Chart and figure data
— Start —

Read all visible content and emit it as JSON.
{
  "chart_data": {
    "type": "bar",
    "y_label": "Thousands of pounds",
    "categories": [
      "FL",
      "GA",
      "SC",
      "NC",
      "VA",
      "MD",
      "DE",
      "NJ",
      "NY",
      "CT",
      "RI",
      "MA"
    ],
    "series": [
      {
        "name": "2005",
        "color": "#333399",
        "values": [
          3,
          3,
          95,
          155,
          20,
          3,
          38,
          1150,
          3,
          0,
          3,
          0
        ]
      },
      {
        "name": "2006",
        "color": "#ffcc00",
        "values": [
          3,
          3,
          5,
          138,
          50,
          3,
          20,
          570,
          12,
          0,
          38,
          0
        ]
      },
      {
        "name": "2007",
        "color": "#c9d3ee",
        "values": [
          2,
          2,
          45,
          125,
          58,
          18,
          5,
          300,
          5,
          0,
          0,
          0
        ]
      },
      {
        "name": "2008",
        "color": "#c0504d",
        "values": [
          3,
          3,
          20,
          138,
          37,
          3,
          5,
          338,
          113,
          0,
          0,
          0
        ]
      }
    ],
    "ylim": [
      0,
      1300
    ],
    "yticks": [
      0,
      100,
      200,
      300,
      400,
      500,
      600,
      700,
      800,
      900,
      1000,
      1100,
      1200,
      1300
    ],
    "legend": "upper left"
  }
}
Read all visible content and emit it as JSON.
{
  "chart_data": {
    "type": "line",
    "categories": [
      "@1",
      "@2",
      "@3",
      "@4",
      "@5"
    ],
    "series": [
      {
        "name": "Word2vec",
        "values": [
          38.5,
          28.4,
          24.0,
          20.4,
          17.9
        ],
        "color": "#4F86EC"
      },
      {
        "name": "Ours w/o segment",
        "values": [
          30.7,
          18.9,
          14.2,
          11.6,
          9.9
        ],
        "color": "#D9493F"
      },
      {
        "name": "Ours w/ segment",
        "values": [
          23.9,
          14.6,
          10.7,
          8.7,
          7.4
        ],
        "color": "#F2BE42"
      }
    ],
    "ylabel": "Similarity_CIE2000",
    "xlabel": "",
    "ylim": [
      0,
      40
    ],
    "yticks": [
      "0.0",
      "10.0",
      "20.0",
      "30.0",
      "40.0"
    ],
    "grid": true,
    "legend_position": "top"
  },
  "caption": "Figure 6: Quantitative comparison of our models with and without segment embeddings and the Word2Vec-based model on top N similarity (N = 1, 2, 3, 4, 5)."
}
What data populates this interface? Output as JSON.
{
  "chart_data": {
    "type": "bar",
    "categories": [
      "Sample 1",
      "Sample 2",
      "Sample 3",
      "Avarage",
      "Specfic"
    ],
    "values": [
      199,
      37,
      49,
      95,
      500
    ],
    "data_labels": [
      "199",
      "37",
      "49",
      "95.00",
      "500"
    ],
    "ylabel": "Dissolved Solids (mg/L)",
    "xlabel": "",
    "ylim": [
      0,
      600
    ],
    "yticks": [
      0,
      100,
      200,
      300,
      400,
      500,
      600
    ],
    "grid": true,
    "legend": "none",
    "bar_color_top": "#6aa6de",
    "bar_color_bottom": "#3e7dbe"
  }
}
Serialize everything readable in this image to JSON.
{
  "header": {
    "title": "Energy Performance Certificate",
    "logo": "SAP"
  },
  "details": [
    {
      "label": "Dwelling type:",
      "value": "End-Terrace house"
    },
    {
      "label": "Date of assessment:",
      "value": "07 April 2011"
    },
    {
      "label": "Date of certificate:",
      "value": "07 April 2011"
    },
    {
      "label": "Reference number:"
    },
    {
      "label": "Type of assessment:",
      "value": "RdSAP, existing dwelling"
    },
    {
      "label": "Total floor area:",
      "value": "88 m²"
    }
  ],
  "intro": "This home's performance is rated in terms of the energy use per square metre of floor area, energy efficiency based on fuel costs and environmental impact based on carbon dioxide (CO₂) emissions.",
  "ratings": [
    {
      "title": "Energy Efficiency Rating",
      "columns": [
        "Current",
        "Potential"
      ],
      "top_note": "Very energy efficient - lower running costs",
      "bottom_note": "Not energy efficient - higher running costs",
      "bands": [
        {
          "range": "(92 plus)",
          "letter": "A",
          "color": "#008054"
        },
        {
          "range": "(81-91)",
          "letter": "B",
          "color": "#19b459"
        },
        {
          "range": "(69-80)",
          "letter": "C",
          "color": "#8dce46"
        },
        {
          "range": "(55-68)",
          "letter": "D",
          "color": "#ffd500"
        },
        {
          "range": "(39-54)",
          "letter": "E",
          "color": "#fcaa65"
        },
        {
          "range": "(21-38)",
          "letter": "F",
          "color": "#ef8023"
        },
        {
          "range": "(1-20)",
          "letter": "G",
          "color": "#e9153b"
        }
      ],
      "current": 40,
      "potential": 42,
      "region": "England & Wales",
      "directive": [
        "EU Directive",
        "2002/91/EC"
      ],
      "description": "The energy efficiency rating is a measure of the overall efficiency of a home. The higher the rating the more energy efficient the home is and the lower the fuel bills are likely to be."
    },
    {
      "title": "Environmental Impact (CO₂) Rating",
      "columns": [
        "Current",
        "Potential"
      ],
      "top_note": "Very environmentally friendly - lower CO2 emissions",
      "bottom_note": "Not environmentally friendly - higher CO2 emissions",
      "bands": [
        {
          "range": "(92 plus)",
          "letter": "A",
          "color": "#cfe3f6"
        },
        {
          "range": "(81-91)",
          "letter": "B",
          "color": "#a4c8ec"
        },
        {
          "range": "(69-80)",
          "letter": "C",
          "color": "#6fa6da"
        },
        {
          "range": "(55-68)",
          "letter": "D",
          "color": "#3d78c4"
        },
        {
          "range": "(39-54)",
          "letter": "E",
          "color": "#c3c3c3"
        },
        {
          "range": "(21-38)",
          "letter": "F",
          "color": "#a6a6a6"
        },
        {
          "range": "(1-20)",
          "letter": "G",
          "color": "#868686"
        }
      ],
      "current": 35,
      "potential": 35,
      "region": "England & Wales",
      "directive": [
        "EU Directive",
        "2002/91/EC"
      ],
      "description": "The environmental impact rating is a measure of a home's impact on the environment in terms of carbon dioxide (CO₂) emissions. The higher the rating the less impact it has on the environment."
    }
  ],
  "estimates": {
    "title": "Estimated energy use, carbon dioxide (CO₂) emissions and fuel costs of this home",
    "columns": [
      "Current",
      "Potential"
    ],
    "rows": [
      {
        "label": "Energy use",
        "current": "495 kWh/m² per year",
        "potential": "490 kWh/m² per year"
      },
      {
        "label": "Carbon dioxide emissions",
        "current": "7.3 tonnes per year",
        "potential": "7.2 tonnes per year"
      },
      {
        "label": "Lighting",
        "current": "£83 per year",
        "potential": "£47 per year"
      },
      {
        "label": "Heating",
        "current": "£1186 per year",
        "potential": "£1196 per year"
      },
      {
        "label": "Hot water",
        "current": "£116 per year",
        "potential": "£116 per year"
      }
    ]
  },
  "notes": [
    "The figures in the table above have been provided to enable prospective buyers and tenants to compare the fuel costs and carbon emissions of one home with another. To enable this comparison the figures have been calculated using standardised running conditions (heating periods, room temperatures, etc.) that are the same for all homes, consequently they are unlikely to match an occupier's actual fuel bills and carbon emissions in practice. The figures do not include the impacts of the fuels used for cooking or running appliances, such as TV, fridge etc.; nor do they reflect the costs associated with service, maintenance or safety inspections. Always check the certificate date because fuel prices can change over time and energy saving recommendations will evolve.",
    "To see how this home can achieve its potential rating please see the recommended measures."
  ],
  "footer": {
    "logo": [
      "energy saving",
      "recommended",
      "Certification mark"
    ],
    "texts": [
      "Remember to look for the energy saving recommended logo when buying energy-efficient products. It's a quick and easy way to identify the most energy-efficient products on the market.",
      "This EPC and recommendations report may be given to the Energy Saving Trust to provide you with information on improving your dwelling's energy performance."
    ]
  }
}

— End —

Description of the task
Check each line of the records above for the string "segment", and report every line that has it.

Output for this task
        "name": "Ours w/o segment",
        "name": "Ours w/ segment",
  "caption": "Figure 6: Quantitative comparison of our models with and without segment embeddings and the Word2Vec-based model on top N similarity (N = 1, 2, 3, 4, 5)."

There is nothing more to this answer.